━━━ Records supplied

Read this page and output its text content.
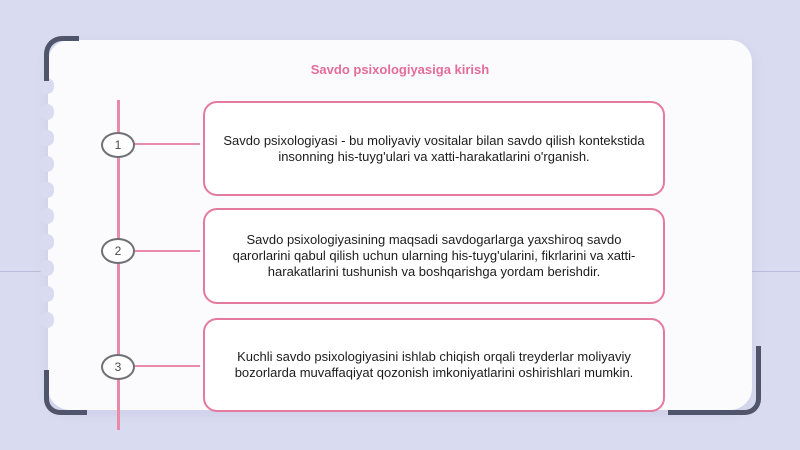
Savdo psixologiyasiga kirish
1	Savdo psixologiyasi - bu moliyaviy vositalar bilan savdo qilish kontekstida insonning his-tuyg'ulari va xatti-harakatlarini o'rganish.
2
Savdo psixologiyasining maqsadi savdogarlarga yaxshiroq savdo qarorlarini qabul qilish uchun ularning his-tuyg'ularini, fikrlarini va xatti-harakatlarini tushunish va boshqarishga yordam berishdir.
3
Kuchli savdo psixologiyasini ishlab chiqish orqali treyderlar moliyaviy bozorlarda muvaffaqiyat qozonish imkoniyatlarini oshirishlari mumkin.
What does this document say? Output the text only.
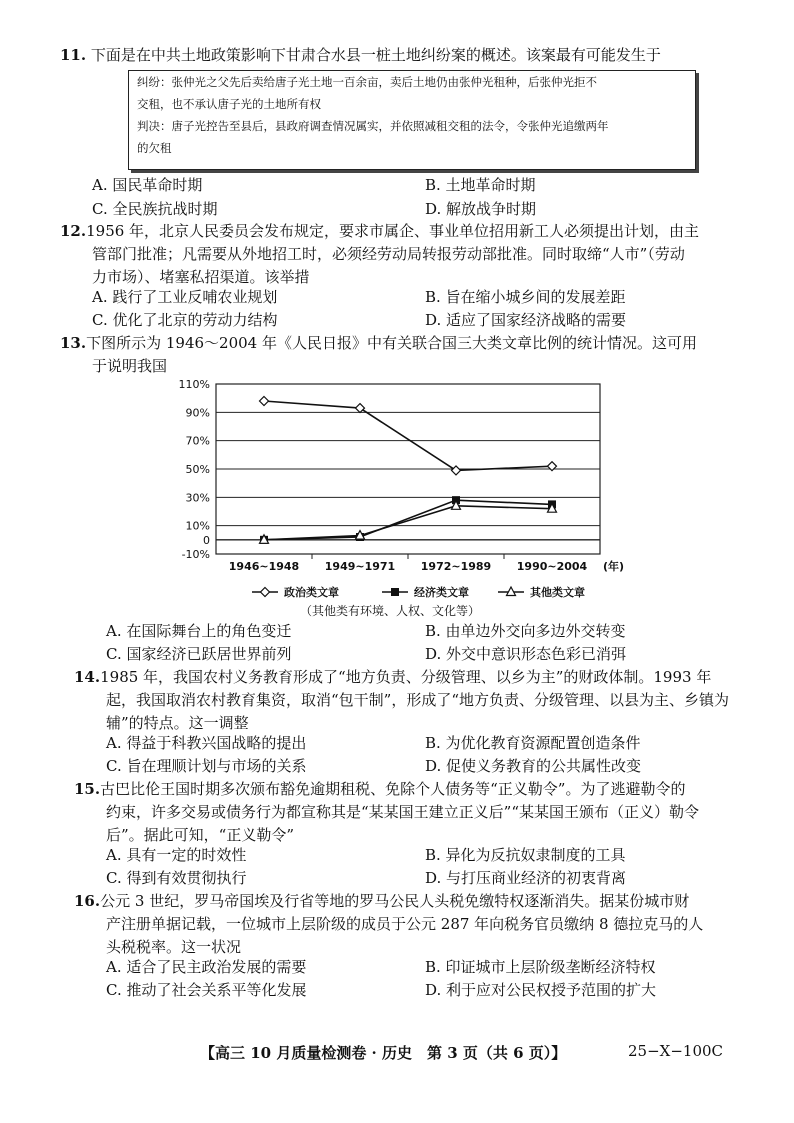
11. 下面是在中共土地政策影响下甘肃合水县一桩土地纠纷案的概述。该案最有可能发生于

纠纷：张仲光之父先后卖给唐子光土地一百余亩，卖后土地仍由张仲光租种，后张仲光拒不

交租，也不承认唐子光的土地所有权

判决：唐子光控告至县后，县政府调查情况属实，并依照减租交租的法令，令张仲光追缴两年

的欠租

A. 国民革命时期	B. 土地革命时期
C. 全民族抗战时期	D. 解放战争时期
12.1956 年，北京人民委员会发布规定，要求市属企、事业单位招用新工人必须提出计划，由主
管部门批准；凡需要从外地招工时，必须经劳动局转报劳动部批准。同时取缔“人市”（劳动
力市场）、堵塞私招渠道。该举措
A. 践行了工业反哺农业规划	B. 旨在缩小城乡间的发展差距
C. 优化了北京的劳动力结构	D. 适应了国家经济战略的需要
13.下图所示为 1946～2004 年《人民日报》中有关联合国三大类文章比例的统计情况。这可用
于说明我国
-10%
0
10%
30%
50%
70%
90%
110%
1946~1948 1949~1971 1972~1989 1990~2004 (年)
政治类文章	经济类文章	其他类文章
（其他类有环境、人权、文化等）
A. 在国际舞台上的角色变迁	B. 由单边外交向多边外交转变
C. 国家经济已跃居世界前列	D. 外交中意识形态色彩已消弭
14.1985 年，我国农村义务教育形成了“地方负责、分级管理、以乡为主”的财政体制。1993 年
起，我国取消农村教育集资，取消“包干制”，形成了“地方负责、分级管理、以县为主、乡镇为
辅”的特点。这一调整
A. 得益于科教兴国战略的提出	B. 为优化教育资源配置创造条件
C. 旨在理顺计划与市场的关系	D. 促使义务教育的公共属性改变
15.古巴比伦王国时期多次颁布豁免逾期租税、免除个人债务等“正义勒令”。为了逃避勒令的
约束，许多交易或债务行为都宣称其是“某某国王建立正义后”“某某国王颁布（正义）勒令
后”。据此可知，“正义勒令”
A. 具有一定的时效性	B. 异化为反抗奴隶制度的工具
C. 得到有效贯彻执行	D. 与打压商业经济的初衷背离
16.公元 3 世纪，罗马帝国埃及行省等地的罗马公民人头税免缴特权逐渐消失。据某份城市财
产注册单据记载，一位城市上层阶级的成员于公元 287 年向税务官员缴纳 8 德拉克马的人
头税税率。这一状况
A. 适合了民主政治发展的需要	B. 印证城市上层阶级垄断经济特权
C. 推动了社会关系平等化发展	D. 利于应对公民权授予范围的扩大
【高三 10 月质量检测卷 · 历史　第 3 页（共 6 页）】	25−X−100C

━━━━━━

__Problem statement__. Count the lines of the data that include the string "分级管理", and give only that number.

__Finished answer__. 2